# Goal:
Gather all lines in the entries that include the word "text".

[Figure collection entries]

----------

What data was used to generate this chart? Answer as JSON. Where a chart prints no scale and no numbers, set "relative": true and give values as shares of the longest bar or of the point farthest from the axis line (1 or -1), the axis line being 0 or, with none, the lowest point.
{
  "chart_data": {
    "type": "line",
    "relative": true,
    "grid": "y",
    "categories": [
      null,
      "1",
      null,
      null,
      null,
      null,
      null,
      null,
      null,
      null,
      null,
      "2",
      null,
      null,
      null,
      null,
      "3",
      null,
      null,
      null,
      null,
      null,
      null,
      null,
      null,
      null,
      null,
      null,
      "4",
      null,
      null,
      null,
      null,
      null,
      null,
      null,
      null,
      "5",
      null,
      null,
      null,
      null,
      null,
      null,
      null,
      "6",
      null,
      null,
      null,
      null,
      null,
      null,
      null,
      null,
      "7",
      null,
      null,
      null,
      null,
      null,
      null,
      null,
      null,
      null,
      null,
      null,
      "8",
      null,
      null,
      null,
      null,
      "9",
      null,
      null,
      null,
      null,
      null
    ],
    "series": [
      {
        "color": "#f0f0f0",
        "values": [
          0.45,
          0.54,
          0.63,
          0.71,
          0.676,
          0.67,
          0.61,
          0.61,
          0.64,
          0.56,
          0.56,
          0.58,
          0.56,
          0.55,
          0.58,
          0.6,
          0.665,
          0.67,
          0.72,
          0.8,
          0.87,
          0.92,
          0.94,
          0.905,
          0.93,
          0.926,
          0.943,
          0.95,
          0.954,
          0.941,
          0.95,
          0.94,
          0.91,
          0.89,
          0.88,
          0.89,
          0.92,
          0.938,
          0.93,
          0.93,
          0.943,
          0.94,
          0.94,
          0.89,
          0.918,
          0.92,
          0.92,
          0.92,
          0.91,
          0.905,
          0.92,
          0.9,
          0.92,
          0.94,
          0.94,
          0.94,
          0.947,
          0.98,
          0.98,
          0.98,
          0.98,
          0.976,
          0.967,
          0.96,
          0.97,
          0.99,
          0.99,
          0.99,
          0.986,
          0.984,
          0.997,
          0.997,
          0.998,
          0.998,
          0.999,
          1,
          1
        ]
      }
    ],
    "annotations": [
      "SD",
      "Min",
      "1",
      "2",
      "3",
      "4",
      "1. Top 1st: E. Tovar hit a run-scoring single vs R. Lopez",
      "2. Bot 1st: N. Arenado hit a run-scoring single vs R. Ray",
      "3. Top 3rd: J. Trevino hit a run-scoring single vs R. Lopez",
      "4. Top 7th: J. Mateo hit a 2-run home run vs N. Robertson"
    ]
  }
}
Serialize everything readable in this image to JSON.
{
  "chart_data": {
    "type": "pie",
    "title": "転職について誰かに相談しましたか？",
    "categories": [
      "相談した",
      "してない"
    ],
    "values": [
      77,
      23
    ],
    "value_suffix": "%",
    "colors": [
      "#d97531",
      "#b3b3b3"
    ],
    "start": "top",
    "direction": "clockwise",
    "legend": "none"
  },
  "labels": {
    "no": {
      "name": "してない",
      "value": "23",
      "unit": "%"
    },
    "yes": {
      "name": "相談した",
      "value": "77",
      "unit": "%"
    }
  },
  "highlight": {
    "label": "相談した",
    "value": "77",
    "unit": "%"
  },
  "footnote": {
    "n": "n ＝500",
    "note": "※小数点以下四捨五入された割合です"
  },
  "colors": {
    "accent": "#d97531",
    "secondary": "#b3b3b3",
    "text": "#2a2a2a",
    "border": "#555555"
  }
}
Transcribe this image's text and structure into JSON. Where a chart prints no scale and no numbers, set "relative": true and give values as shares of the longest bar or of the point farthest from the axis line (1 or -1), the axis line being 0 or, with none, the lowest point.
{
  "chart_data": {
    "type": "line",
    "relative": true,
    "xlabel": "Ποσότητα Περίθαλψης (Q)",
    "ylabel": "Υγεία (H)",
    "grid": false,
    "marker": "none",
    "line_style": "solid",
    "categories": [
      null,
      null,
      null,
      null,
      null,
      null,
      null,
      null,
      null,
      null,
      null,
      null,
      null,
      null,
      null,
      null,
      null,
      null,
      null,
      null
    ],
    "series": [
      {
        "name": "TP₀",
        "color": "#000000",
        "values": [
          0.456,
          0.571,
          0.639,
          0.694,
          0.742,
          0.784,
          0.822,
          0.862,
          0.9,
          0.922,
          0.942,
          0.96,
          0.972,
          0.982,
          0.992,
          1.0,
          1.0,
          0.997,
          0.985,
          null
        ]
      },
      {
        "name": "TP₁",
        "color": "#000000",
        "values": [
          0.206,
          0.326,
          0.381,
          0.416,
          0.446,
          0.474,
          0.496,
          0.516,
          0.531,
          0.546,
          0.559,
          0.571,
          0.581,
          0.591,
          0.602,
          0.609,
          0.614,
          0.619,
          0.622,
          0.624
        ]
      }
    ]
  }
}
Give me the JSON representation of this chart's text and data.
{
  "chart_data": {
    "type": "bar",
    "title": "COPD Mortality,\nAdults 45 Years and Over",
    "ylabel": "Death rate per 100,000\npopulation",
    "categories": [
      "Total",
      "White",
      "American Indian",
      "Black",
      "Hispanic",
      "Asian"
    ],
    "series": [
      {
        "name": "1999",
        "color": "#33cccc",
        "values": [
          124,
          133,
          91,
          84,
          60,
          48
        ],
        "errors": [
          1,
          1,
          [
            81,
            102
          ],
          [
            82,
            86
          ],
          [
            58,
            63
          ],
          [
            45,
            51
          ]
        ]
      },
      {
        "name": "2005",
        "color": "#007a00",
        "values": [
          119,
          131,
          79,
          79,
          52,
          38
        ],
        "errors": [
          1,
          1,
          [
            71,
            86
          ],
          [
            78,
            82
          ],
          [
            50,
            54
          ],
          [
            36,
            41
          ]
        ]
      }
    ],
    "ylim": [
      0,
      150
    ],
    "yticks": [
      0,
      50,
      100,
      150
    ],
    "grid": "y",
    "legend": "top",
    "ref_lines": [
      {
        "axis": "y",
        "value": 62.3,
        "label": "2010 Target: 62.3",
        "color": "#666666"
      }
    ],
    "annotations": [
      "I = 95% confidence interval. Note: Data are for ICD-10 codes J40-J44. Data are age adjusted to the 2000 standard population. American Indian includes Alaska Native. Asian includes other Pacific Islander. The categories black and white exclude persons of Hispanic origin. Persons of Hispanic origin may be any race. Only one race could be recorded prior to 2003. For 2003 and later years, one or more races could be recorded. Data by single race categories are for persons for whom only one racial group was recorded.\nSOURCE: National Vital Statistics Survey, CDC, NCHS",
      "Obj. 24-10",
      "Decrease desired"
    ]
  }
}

----------

# Final result:
    "text": "#2a2a2a",
Transcribe this image's text and structure into JSON. Where a chart prints no scale and no numbers, set "relative": true and give values as shares of the longest bar or of the point farthest from the axis line (1 or -1), the axis line being 0 or, with none, the lowest point.
Give me the JSON representation of this chart's text and data.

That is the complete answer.